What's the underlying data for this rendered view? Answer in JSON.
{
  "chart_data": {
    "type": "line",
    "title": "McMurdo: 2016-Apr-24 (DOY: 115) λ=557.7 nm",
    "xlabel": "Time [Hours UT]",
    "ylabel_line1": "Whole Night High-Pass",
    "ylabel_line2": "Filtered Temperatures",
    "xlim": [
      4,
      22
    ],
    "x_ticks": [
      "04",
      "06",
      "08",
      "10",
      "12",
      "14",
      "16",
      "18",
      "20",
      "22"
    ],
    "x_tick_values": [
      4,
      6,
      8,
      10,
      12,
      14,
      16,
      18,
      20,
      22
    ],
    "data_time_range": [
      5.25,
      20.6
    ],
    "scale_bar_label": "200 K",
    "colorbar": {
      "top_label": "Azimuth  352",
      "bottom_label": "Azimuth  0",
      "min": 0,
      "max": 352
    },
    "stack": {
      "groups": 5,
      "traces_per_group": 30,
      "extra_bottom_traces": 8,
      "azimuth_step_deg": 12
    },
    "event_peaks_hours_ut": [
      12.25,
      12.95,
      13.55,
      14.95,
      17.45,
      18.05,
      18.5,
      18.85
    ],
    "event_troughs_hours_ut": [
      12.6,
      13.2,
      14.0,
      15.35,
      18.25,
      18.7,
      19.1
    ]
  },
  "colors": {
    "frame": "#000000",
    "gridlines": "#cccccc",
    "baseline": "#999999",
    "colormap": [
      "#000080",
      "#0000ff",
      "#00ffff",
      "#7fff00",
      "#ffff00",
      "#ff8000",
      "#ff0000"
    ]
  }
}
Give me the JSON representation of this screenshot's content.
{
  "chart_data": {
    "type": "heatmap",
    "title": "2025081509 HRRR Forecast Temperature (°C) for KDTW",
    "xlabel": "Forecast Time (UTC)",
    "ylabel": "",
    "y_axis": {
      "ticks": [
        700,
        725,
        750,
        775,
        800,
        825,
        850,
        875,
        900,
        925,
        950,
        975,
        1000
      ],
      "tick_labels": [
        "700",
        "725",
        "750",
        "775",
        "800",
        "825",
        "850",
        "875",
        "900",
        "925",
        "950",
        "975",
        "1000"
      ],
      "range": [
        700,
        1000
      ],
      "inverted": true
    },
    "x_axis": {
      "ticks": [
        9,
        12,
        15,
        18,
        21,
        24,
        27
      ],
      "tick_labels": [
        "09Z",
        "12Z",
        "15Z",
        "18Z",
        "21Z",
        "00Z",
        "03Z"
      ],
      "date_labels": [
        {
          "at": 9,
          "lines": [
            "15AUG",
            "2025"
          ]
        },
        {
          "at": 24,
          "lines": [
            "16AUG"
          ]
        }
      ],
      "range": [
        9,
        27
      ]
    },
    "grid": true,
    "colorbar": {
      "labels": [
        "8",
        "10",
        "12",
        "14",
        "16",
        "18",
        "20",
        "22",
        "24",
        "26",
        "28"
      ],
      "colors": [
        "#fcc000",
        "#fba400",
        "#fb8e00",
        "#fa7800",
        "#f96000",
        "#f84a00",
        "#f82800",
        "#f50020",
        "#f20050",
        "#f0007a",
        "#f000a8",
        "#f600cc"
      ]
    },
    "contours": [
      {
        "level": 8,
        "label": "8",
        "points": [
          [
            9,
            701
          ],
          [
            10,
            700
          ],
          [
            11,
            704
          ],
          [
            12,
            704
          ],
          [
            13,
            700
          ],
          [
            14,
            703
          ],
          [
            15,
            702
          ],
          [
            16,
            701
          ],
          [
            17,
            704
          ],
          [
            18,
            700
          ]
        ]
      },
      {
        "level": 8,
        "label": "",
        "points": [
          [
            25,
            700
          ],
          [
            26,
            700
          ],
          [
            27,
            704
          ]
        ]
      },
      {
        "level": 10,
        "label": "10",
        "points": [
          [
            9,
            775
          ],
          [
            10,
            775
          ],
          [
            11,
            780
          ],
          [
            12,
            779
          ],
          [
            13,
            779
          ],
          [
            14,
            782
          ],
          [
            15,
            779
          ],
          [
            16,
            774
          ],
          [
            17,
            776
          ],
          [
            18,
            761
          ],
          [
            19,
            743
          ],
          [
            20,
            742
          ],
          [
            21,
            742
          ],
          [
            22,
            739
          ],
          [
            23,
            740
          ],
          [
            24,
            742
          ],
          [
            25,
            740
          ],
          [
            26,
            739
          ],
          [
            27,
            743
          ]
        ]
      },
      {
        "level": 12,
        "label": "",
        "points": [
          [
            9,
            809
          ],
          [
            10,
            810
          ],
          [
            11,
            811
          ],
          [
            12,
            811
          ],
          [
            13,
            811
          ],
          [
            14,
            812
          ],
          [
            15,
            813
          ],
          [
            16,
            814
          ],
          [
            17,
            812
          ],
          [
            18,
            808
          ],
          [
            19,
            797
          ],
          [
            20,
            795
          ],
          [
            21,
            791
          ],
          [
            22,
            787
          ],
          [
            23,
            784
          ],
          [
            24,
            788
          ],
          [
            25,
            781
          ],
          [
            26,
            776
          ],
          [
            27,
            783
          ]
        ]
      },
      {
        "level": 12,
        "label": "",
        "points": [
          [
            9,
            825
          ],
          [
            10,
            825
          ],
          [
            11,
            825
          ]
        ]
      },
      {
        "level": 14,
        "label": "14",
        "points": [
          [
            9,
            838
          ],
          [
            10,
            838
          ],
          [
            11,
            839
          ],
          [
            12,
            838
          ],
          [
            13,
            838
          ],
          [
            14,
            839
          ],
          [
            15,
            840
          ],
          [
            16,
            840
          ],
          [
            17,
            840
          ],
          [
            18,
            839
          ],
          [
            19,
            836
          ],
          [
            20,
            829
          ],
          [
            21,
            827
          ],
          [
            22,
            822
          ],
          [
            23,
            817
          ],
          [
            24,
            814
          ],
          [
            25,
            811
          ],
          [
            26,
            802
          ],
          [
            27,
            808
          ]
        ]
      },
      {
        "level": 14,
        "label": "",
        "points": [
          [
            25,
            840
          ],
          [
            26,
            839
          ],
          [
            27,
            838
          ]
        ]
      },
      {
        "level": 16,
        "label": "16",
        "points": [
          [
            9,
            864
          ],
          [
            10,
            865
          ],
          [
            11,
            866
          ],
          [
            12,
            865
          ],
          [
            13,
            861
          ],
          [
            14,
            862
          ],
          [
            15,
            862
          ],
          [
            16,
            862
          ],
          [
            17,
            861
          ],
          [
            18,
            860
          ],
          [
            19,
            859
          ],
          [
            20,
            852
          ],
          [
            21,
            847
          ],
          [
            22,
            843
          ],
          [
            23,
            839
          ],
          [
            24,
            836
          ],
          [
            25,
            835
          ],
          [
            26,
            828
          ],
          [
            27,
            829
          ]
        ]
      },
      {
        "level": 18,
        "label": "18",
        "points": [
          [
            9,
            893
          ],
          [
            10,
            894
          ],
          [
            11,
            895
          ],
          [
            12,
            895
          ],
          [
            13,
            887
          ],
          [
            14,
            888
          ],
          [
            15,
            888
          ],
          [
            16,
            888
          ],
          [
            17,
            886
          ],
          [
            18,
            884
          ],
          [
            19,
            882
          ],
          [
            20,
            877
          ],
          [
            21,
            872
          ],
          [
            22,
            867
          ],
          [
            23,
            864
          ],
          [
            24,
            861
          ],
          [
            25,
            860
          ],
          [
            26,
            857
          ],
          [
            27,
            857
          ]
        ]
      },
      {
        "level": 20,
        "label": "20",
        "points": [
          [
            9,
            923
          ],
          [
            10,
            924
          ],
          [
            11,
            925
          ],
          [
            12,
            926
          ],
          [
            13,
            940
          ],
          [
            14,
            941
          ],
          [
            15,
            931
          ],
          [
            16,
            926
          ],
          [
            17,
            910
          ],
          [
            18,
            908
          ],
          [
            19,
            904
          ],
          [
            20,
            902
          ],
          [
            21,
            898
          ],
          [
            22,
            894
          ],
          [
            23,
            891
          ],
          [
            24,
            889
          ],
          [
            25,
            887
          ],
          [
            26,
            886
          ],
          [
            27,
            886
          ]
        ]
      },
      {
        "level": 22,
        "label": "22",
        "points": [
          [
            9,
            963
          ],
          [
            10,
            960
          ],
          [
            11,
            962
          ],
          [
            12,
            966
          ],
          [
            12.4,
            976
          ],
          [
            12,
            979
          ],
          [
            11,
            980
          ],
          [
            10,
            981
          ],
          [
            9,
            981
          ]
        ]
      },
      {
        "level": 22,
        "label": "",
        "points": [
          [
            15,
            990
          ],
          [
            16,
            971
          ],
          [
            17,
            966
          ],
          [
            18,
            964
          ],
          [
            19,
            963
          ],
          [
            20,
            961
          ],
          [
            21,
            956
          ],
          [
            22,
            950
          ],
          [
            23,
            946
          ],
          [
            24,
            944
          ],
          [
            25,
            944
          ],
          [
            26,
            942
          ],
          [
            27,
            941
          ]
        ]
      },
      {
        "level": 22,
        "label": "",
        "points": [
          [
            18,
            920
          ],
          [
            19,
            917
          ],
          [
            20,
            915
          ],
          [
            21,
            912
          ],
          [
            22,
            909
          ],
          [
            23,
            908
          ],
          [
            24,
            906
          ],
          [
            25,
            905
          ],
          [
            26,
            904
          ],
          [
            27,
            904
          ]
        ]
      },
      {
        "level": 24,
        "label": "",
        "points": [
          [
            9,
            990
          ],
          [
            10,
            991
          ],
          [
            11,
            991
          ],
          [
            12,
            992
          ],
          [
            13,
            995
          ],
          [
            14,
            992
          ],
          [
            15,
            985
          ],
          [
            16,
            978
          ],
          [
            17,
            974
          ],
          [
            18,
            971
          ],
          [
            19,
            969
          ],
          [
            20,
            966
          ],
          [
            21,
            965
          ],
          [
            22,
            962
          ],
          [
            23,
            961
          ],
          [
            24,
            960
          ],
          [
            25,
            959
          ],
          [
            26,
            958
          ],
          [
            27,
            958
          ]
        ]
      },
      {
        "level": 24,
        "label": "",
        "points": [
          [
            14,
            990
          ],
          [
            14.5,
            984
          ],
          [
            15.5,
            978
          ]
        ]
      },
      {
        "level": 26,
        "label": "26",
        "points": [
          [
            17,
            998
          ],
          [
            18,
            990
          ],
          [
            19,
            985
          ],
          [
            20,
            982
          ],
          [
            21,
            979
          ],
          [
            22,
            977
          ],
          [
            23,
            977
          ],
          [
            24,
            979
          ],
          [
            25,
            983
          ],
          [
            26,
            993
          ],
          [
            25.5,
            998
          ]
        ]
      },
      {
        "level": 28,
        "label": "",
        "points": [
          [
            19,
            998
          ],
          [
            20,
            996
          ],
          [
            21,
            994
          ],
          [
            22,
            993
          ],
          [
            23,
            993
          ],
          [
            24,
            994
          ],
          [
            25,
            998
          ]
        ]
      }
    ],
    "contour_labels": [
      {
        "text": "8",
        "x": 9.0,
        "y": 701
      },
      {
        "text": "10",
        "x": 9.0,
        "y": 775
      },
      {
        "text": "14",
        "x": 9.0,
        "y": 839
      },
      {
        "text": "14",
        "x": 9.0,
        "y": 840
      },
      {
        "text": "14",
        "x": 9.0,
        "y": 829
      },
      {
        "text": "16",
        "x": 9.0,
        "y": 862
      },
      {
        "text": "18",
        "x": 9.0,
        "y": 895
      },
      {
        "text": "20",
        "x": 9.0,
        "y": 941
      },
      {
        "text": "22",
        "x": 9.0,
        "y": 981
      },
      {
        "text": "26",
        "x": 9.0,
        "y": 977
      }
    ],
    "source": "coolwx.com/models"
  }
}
+ + + + +
▸ Work to do
Exactly how many lines in the data above contain the word "JSON"? Respond with the number and nothing more.

▸ Result below
2